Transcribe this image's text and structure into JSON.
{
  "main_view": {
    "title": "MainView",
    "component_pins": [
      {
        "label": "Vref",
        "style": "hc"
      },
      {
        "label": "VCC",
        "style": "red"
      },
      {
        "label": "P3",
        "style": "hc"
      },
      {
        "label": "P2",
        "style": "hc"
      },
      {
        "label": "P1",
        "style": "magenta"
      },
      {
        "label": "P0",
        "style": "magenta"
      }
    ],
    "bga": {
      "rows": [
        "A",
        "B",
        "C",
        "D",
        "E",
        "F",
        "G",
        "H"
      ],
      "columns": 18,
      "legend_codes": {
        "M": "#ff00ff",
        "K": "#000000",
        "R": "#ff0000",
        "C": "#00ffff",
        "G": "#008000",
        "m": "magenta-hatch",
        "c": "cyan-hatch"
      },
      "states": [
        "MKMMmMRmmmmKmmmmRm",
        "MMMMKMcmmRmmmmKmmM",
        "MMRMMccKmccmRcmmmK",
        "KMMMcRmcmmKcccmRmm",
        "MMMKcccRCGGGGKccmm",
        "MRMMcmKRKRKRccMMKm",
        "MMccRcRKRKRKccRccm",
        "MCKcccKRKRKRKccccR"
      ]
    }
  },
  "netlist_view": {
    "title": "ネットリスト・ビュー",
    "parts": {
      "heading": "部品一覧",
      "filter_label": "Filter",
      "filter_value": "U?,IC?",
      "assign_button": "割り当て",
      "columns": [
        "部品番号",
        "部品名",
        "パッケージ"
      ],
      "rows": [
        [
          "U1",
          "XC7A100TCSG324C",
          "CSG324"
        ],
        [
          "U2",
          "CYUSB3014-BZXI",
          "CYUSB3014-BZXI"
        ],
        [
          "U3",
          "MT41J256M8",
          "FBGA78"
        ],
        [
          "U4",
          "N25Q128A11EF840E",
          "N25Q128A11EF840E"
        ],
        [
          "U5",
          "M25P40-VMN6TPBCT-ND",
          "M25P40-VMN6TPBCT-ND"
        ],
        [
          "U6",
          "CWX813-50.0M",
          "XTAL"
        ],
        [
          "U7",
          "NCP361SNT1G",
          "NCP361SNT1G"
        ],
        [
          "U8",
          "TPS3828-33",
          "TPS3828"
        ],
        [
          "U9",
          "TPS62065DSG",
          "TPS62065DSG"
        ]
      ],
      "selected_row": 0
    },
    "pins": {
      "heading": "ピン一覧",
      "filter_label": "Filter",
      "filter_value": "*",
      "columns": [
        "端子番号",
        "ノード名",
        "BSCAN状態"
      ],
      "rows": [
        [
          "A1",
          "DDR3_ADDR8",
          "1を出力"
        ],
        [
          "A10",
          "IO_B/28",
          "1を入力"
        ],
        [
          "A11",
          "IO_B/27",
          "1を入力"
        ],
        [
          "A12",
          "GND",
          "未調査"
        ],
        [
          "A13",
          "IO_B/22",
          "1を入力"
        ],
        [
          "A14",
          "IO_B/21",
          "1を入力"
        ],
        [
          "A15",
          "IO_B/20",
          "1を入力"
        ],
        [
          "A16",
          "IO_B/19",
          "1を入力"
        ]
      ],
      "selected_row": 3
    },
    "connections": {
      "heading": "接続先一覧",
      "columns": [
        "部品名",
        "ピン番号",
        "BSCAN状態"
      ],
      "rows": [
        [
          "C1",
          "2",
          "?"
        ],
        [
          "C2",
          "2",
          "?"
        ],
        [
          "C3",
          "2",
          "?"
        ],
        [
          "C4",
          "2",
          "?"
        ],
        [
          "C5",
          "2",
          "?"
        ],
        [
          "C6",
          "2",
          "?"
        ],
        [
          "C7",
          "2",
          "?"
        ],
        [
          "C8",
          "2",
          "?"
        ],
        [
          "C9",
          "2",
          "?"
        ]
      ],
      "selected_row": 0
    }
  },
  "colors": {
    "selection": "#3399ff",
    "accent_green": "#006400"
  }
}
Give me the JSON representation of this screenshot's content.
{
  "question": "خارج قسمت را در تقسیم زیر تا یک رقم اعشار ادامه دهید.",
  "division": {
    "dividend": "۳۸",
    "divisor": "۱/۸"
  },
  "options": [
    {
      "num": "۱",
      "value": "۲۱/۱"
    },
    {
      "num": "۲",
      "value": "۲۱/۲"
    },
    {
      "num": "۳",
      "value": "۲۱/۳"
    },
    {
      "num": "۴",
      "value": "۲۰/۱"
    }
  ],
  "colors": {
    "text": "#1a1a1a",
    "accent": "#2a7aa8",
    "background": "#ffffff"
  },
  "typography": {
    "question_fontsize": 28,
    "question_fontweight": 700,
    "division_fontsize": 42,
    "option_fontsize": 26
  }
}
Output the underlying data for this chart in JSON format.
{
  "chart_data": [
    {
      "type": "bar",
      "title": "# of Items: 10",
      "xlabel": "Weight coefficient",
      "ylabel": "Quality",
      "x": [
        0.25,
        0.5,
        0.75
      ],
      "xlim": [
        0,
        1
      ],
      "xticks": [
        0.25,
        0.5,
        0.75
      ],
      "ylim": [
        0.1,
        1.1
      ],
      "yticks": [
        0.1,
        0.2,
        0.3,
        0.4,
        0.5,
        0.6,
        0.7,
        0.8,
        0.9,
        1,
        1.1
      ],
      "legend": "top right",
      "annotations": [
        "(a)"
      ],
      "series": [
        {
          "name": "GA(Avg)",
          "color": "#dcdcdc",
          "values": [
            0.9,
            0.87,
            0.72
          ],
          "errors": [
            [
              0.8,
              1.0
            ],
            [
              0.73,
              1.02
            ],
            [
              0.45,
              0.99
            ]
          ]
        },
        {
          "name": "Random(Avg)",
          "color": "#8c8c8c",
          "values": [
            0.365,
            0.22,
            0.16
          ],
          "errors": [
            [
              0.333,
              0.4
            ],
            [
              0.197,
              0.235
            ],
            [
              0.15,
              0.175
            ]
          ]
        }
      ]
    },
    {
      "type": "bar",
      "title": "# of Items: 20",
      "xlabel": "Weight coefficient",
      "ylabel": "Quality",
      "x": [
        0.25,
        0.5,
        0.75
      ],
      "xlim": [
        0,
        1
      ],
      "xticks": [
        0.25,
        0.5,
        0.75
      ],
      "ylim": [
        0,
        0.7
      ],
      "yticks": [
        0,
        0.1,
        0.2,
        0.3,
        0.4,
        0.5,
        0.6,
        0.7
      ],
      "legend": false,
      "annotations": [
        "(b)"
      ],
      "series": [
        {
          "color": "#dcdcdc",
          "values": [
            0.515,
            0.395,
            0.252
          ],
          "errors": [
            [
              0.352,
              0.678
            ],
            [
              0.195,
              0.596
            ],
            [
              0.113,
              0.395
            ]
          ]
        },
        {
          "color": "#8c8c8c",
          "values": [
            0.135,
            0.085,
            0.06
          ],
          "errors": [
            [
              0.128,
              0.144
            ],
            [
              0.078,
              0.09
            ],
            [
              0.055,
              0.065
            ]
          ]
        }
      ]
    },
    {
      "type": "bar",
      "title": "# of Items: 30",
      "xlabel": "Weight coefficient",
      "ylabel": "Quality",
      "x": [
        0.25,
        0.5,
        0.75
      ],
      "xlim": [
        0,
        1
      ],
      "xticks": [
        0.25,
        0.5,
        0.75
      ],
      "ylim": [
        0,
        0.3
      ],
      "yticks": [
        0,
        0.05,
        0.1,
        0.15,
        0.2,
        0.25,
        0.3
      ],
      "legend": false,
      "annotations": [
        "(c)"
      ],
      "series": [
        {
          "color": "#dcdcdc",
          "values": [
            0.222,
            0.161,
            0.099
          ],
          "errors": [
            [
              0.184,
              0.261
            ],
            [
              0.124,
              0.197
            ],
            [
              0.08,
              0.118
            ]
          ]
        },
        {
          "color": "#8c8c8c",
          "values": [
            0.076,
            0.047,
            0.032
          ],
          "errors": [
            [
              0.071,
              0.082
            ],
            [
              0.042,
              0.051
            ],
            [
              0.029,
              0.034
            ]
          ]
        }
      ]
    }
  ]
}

+ + +

THE EXERCISE - Show each line of the listing that holds the string "text".

TASK SOLUTION -
Transcribe this image's text and structure into JSON.
    "text": "#1a1a1a",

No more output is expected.